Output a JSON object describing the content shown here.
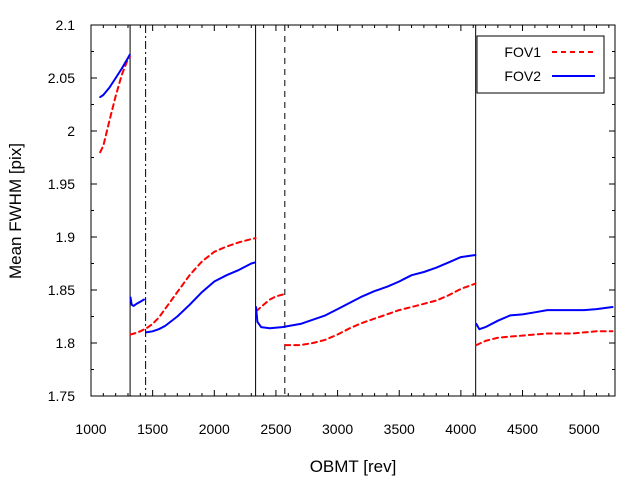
{
  "chart_data": {
    "type": "line",
    "title": "",
    "xlabel": "OBMT [rev]",
    "ylabel": "Mean FWHM [pix]",
    "xlim": [
      1000,
      5250
    ],
    "ylim": [
      1.75,
      2.1
    ],
    "xticks": [
      1000,
      1500,
      2000,
      2500,
      3000,
      3500,
      4000,
      4500,
      5000
    ],
    "xtick_labels": [
      "1000",
      "1500",
      "2000",
      "2500",
      "3000",
      "3500",
      "4000",
      "4500",
      "5000"
    ],
    "yticks": [
      1.75,
      1.8,
      1.85,
      1.9,
      1.95,
      2.0,
      2.05,
      2.1
    ],
    "ytick_labels": [
      "1.75",
      "1.8",
      "1.85",
      "1.9",
      "1.95",
      "2",
      "2.05",
      "2.1"
    ],
    "legend_position": "top-right",
    "vlines": [
      {
        "x": 1317,
        "style": "solid"
      },
      {
        "x": 1443,
        "style": "dashdot"
      },
      {
        "x": 2335,
        "style": "solid"
      },
      {
        "x": 2572,
        "style": "dashed"
      },
      {
        "x": 4120,
        "style": "solid"
      }
    ],
    "series": [
      {
        "name": "FOV1",
        "color": "#ff0000",
        "dash": "dashed",
        "segments": [
          [
            [
              1075,
              1.98
            ],
            [
              1100,
              1.986
            ],
            [
              1150,
              2.01
            ],
            [
              1200,
              2.033
            ],
            [
              1250,
              2.053
            ],
            [
              1300,
              2.068
            ],
            [
              1315,
              2.07
            ]
          ],
          [
            [
              1320,
              1.808
            ],
            [
              1350,
              1.809
            ],
            [
              1400,
              1.811
            ],
            [
              1450,
              1.814
            ],
            [
              1500,
              1.818
            ],
            [
              1550,
              1.824
            ],
            [
              1600,
              1.832
            ],
            [
              1700,
              1.848
            ],
            [
              1800,
              1.864
            ],
            [
              1900,
              1.877
            ],
            [
              2000,
              1.886
            ],
            [
              2100,
              1.891
            ],
            [
              2200,
              1.895
            ],
            [
              2300,
              1.898
            ],
            [
              2335,
              1.899
            ]
          ],
          [
            [
              2340,
              1.83
            ],
            [
              2400,
              1.836
            ],
            [
              2450,
              1.841
            ],
            [
              2500,
              1.844
            ],
            [
              2565,
              1.846
            ]
          ],
          [
            [
              2575,
              1.798
            ],
            [
              2700,
              1.798
            ],
            [
              2800,
              1.8
            ],
            [
              2900,
              1.803
            ],
            [
              3000,
              1.808
            ],
            [
              3100,
              1.814
            ],
            [
              3200,
              1.819
            ],
            [
              3300,
              1.823
            ],
            [
              3400,
              1.827
            ],
            [
              3500,
              1.831
            ],
            [
              3600,
              1.834
            ],
            [
              3700,
              1.837
            ],
            [
              3800,
              1.84
            ],
            [
              3900,
              1.845
            ],
            [
              4000,
              1.851
            ],
            [
              4118,
              1.856
            ]
          ],
          [
            [
              4125,
              1.798
            ],
            [
              4200,
              1.802
            ],
            [
              4300,
              1.805
            ],
            [
              4400,
              1.806
            ],
            [
              4500,
              1.807
            ],
            [
              4600,
              1.808
            ],
            [
              4700,
              1.809
            ],
            [
              4800,
              1.809
            ],
            [
              4900,
              1.809
            ],
            [
              5000,
              1.81
            ],
            [
              5100,
              1.811
            ],
            [
              5230,
              1.811
            ]
          ]
        ]
      },
      {
        "name": "FOV2",
        "color": "#0000ff",
        "dash": "solid",
        "segments": [
          [
            [
              1075,
              2.032
            ],
            [
              1100,
              2.034
            ],
            [
              1150,
              2.041
            ],
            [
              1200,
              2.05
            ],
            [
              1250,
              2.059
            ],
            [
              1300,
              2.069
            ],
            [
              1315,
              2.072
            ]
          ],
          [
            [
              1320,
              1.843
            ],
            [
              1330,
              1.836
            ],
            [
              1345,
              1.835
            ],
            [
              1370,
              1.837
            ],
            [
              1400,
              1.839
            ],
            [
              1430,
              1.841
            ]
          ],
          [
            [
              1445,
              1.81
            ],
            [
              1500,
              1.811
            ],
            [
              1550,
              1.813
            ],
            [
              1600,
              1.816
            ],
            [
              1700,
              1.825
            ],
            [
              1800,
              1.836
            ],
            [
              1900,
              1.848
            ],
            [
              2000,
              1.858
            ],
            [
              2100,
              1.864
            ],
            [
              2200,
              1.869
            ],
            [
              2300,
              1.875
            ],
            [
              2330,
              1.876
            ]
          ],
          [
            [
              2338,
              1.834
            ],
            [
              2350,
              1.82
            ],
            [
              2380,
              1.815
            ],
            [
              2450,
              1.814
            ],
            [
              2550,
              1.815
            ],
            [
              2700,
              1.818
            ],
            [
              2800,
              1.822
            ],
            [
              2900,
              1.826
            ],
            [
              3000,
              1.832
            ],
            [
              3100,
              1.838
            ],
            [
              3200,
              1.844
            ],
            [
              3300,
              1.849
            ],
            [
              3400,
              1.853
            ],
            [
              3500,
              1.858
            ],
            [
              3550,
              1.861
            ],
            [
              3600,
              1.864
            ],
            [
              3700,
              1.867
            ],
            [
              3800,
              1.871
            ],
            [
              3900,
              1.876
            ],
            [
              4000,
              1.881
            ],
            [
              4118,
              1.883
            ]
          ],
          [
            [
              4125,
              1.818
            ],
            [
              4150,
              1.813
            ],
            [
              4200,
              1.815
            ],
            [
              4300,
              1.821
            ],
            [
              4400,
              1.826
            ],
            [
              4500,
              1.827
            ],
            [
              4600,
              1.829
            ],
            [
              4700,
              1.831
            ],
            [
              4800,
              1.831
            ],
            [
              4900,
              1.831
            ],
            [
              5000,
              1.831
            ],
            [
              5100,
              1.832
            ],
            [
              5230,
              1.834
            ]
          ]
        ]
      }
    ]
  }
}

================

Your instructions => Reproduce the full material exactly, excluding the pictures.

Solved exercise =>
Output a JSON object describing the content shown here.
{
  "chart_data": {
    "type": "line",
    "title": "",
    "xlabel": "OBMT [rev]",
    "ylabel": "Mean FWHM [pix]",
    "xlim": [
      1000,
      5250
    ],
    "ylim": [
      1.75,
      2.1
    ],
    "xticks": [
      1000,
      1500,
      2000,
      2500,
      3000,
      3500,
      4000,
      4500,
      5000
    ],
    "xtick_labels": [
      "1000",
      "1500",
      "2000",
      "2500",
      "3000",
      "3500",
      "4000",
      "4500",
      "5000"
    ],
    "yticks": [
      1.75,
      1.8,
      1.85,
      1.9,
      1.95,
      2.0,
      2.05,
      2.1
    ],
    "ytick_labels": [
      "1.75",
      "1.8",
      "1.85",
      "1.9",
      "1.95",
      "2",
      "2.05",
      "2.1"
    ],
    "legend_position": "top-right",
    "vlines": [
      {
        "x": 1317,
        "style": "solid"
      },
      {
        "x": 1443,
        "style": "dashdot"
      },
      {
        "x": 2335,
        "style": "solid"
      },
      {
        "x": 2572,
        "style": "dashed"
      },
      {
        "x": 4120,
        "style": "solid"
      }
    ],
    "series": [
      {
        "name": "FOV1",
        "color": "#ff0000",
        "dash": "dashed",
        "segments": [
          [
            [
              1075,
              1.98
            ],
            [
              1100,
              1.986
            ],
            [
              1150,
              2.01
            ],
            [
              1200,
              2.033
            ],
            [
              1250,
              2.053
            ],
            [
              1300,
              2.068
            ],
            [
              1315,
              2.07
            ]
          ],
          [
            [
              1320,
              1.808
            ],
            [
              1350,
              1.809
            ],
            [
              1400,
              1.811
            ],
            [
              1450,
              1.814
            ],
            [
              1500,
              1.818
            ],
            [
              1550,
              1.824
            ],
            [
              1600,
              1.832
            ],
            [
              1700,
              1.848
            ],
            [
              1800,
              1.864
            ],
            [
              1900,
              1.877
            ],
            [
              2000,
              1.886
            ],
            [
              2100,
              1.891
            ],
            [
              2200,
              1.895
            ],
            [
              2300,
              1.898
            ],
            [
              2335,
              1.899
            ]
          ],
          [
            [
              2340,
              1.83
            ],
            [
              2400,
              1.836
            ],
            [
              2450,
              1.841
            ],
            [
              2500,
              1.844
            ],
            [
              2565,
              1.846
            ]
          ],
          [
            [
              2575,
              1.798
            ],
            [
              2700,
              1.798
            ],
            [
              2800,
              1.8
            ],
            [
              2900,
              1.803
            ],
            [
              3000,
              1.808
            ],
            [
              3100,
              1.814
            ],
            [
              3200,
              1.819
            ],
            [
              3300,
              1.823
            ],
            [
              3400,
              1.827
            ],
            [
              3500,
              1.831
            ],
            [
              3600,
              1.834
            ],
            [
              3700,
              1.837
            ],
            [
              3800,
              1.84
            ],
            [
              3900,
              1.845
            ],
            [
              4000,
              1.851
            ],
            [
              4118,
              1.856
            ]
          ],
          [
            [
              4125,
              1.798
            ],
            [
              4200,
              1.802
            ],
            [
              4300,
              1.805
            ],
            [
              4400,
              1.806
            ],
            [
              4500,
              1.807
            ],
            [
              4600,
              1.808
            ],
            [
              4700,
              1.809
            ],
            [
              4800,
              1.809
            ],
            [
              4900,
              1.809
            ],
            [
              5000,
              1.81
            ],
            [
              5100,
              1.811
            ],
            [
              5230,
              1.811
            ]
          ]
        ]
      },
      {
        "name": "FOV2",
        "color": "#0000ff",
        "dash": "solid",
        "segments": [
          [
            [
              1075,
              2.032
            ],
            [
              1100,
              2.034
            ],
            [
              1150,
              2.041
            ],
            [
              1200,
              2.05
            ],
            [
              1250,
              2.059
            ],
            [
              1300,
              2.069
            ],
            [
              1315,
              2.072
            ]
          ],
          [
            [
              1320,
              1.843
            ],
            [
              1330,
              1.836
            ],
            [
              1345,
              1.835
            ],
            [
              1370,
              1.837
            ],
            [
              1400,
              1.839
            ],
            [
              1430,
              1.841
            ]
          ],
          [
            [
              1445,
              1.81
            ],
            [
              1500,
              1.811
            ],
            [
              1550,
              1.813
            ],
            [
              1600,
              1.816
            ],
            [
              1700,
              1.825
            ],
            [
              1800,
              1.836
            ],
            [
              1900,
              1.848
            ],
            [
              2000,
              1.858
            ],
            [
              2100,
              1.864
            ],
            [
              2200,
              1.869
            ],
            [
              2300,
              1.875
            ],
            [
              2330,
              1.876
            ]
          ],
          [
            [
              2338,
              1.834
            ],
            [
              2350,
              1.82
            ],
            [
              2380,
              1.815
            ],
            [
              2450,
              1.814
            ],
            [
              2550,
              1.815
            ],
            [
              2700,
              1.818
            ],
            [
              2800,
              1.822
            ],
            [
              2900,
              1.826
            ],
            [
              3000,
              1.832
            ],
            [
              3100,
              1.838
            ],
            [
              3200,
              1.844
            ],
            [
              3300,
              1.849
            ],
            [
              3400,
              1.853
            ],
            [
              3500,
              1.858
            ],
            [
              3550,
              1.861
            ],
            [
              3600,
              1.864
            ],
            [
              3700,
              1.867
            ],
            [
              3800,
              1.871
            ],
            [
              3900,
              1.876
            ],
            [
              4000,
              1.881
            ],
            [
              4118,
              1.883
            ]
          ],
          [
            [
              4125,
              1.818
            ],
            [
              4150,
              1.813
            ],
            [
              4200,
              1.815
            ],
            [
              4300,
              1.821
            ],
            [
              4400,
              1.826
            ],
            [
              4500,
              1.827
            ],
            [
              4600,
              1.829
            ],
            [
              4700,
              1.831
            ],
            [
              4800,
              1.831
            ],
            [
              4900,
              1.831
            ],
            [
              5000,
              1.831
            ],
            [
              5100,
              1.832
            ],
            [
              5230,
              1.834
            ]
          ]
        ]
      }
    ]
  }
}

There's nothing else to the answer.